--- Work to complete ---
In the entries below, find the line containing "Convert this document image to plain text.". Copy it and all lines after it, exactly, through the end.

--- Material to process ---

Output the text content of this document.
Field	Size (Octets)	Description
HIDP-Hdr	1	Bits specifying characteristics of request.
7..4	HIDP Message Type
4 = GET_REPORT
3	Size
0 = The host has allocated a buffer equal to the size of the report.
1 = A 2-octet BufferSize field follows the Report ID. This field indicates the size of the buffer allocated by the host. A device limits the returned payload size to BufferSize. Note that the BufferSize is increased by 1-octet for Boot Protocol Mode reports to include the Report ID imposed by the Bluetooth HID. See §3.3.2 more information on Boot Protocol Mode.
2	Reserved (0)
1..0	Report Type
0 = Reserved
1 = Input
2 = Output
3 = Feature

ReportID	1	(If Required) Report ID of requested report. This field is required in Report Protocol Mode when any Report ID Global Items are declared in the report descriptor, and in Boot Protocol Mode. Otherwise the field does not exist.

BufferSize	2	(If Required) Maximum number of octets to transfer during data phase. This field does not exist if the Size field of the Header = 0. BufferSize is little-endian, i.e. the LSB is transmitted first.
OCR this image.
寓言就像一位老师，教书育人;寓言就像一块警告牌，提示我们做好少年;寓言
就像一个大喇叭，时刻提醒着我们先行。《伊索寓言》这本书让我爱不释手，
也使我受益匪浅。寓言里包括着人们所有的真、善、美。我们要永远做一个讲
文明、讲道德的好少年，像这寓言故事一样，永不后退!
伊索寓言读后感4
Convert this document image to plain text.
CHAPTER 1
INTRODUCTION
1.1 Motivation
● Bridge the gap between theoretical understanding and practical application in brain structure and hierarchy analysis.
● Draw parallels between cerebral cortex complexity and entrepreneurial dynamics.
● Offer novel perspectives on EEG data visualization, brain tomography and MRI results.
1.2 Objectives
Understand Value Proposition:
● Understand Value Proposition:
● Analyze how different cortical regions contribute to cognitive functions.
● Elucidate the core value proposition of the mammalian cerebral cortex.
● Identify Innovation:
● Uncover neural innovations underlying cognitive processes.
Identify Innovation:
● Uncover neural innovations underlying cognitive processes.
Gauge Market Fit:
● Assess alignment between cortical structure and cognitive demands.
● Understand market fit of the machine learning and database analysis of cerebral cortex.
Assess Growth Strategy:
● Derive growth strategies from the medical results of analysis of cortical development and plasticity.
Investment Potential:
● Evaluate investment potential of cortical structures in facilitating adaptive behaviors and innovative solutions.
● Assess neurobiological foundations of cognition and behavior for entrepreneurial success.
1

--- Output of the task ---
Convert this document image to plain text.
CHAPTER 1
INTRODUCTION
1.1 Motivation
● Bridge the gap between theoretical understanding and practical application in brain structure and hierarchy analysis.
● Draw parallels between cerebral cortex complexity and entrepreneurial dynamics.
● Offer novel perspectives on EEG data visualization, brain tomography and MRI results.
1.2 Objectives
Understand Value Proposition:
● Understand Value Proposition:
● Analyze how different cortical regions contribute to cognitive functions.
● Elucidate the core value proposition of the mammalian cerebral cortex.
● Identify Innovation:
● Uncover neural innovations underlying cognitive processes.
Identify Innovation:
● Uncover neural innovations underlying cognitive processes.
Gauge Market Fit:
● Assess alignment between cortical structure and cognitive demands.
● Understand market fit of the machine learning and database analysis of cerebral cortex.
Assess Growth Strategy:
● Derive growth strategies from the medical results of analysis of cortical development and plasticity.
Investment Potential:
● Evaluate investment potential of cortical structures in facilitating adaptive behaviors and innovative solutions.
● Assess neurobiological foundations of cognition and behavior for entrepreneurial success.
1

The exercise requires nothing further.